VORGEGEBENER TEXT:
Gespenst der Sezession
Von Jörg Tiedjen
Es ist eine Provokation für Mali. Auch in diesem Jahr feiern die Tuareg der »Nationalbewegung für die Befreiung von Azawad« (MNLA) wieder die Ausrufung eines eigenen Staates im Norden des Landes vom 6. April 2012. Wie auf der Infoseite Bamada Anfang der Woche berichtet wurde, hat der MNLA für das Jubiläum am Donnerstag erneut Diplomaten und Vertreter internationaler Organisationen in die Stadt Kidal geladen. »Mehr braucht es nicht, um Mali wieder in Brand zu setzen«, schließt Autor Sikou Bah seinen bitterbösen Artikel.
Denn die Anfang 2012 gestartete Offensive des MNLA gegen die malische Regierungsarmee, die in deren nahezu völliger Vernichtung endete, war der auslösende Moment für Krieg und Chaos in dem Sahelstaat: Der MNLA konnte den Norden nicht lange unter seiner Kontrolle halten. Statt dessen wurden die »säkularen« Tuareg überrollt von verschiedenen Dschihadistenfraktionen, die sich in ihrem Rücken gebildet hatten – und in Bamako putschte das Militär.

SCHRIFTLICHE AUFGABE 1: In welche Stadt hat der MNLA laut dem Artikel über Mali Diplomaten und Vertreter internationaler Organisationen zum Jubiläum geladen?
SCHRIFTLICHE AUFGABE 2: Welche geografischen Eigennamen von Staaten, Regionen und Städten nennt der Artikel über Mali?
SCHRIFTLICHE AUFGABE 3: Schreibe den Artikel über Mali im Anschluss an seinen letzten Satz weiter.

VERFÜGBARE DATEN:
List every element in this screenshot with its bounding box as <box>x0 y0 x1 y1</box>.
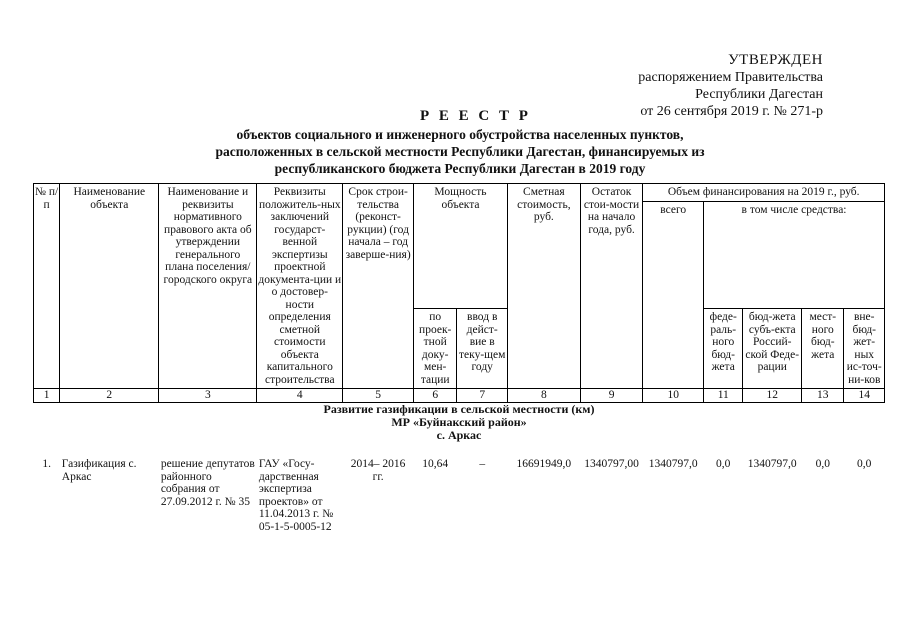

ANTWORT 1: In die Stadt Kidal.

ANTWORT 2: Mali, Azawad, Kidal, Bamako

ANTWORT 3:
Wie es damals weiterging: Anfang 2013 stießen die Al-Qaida-Kräfte nach Süden vor, und mit der Begründung, die Hauptstadt Bamako vor ihnen schützen zu müssen, intervenierte die frühere Kolonialmacht Frankreich. Die schlug zwar die Dschihadisten zurück, es gelang aber weder ihr noch der »Blauhelmtruppe« Minusma, Frieden zu schaffen. Aus zwei weiteren Putschen ging schließlich die gegenwärtige Übergangsregierung hervor. Frankreichs Truppen verwies sie im vergangenen Jahr des Landes – statt dessen kooperiert Bamako nun mit Russland.
Man kann davon ausgehen, dass Paris nur darauf wartet, seinen alten Einfluss in Mali zurückzugewinnen. Schon seit langem wird Frankreich vorgeworfen, die Tuareg für seine Zwecke zu instrumentalisieren. Ist es also Zufall, dass der Konflikt zwischen Tuareg und Bamako ausgerechnet jetzt wiederkehrt, wo Frankreich das Land verlassen hat? Es geht dabei nicht so sehr um die von dem MNLA geplanten Feierlichkeiten. Anlass ist vielmehr der Entwurf einer neuen Verfassung, die der malische Präsident Assimi Goïta vor zwei Wochen vorstellte und die zu einem bis jetzt noch nicht feststehenden Termin der Bevölkerung zur Abstimmung vorgelegt werden soll.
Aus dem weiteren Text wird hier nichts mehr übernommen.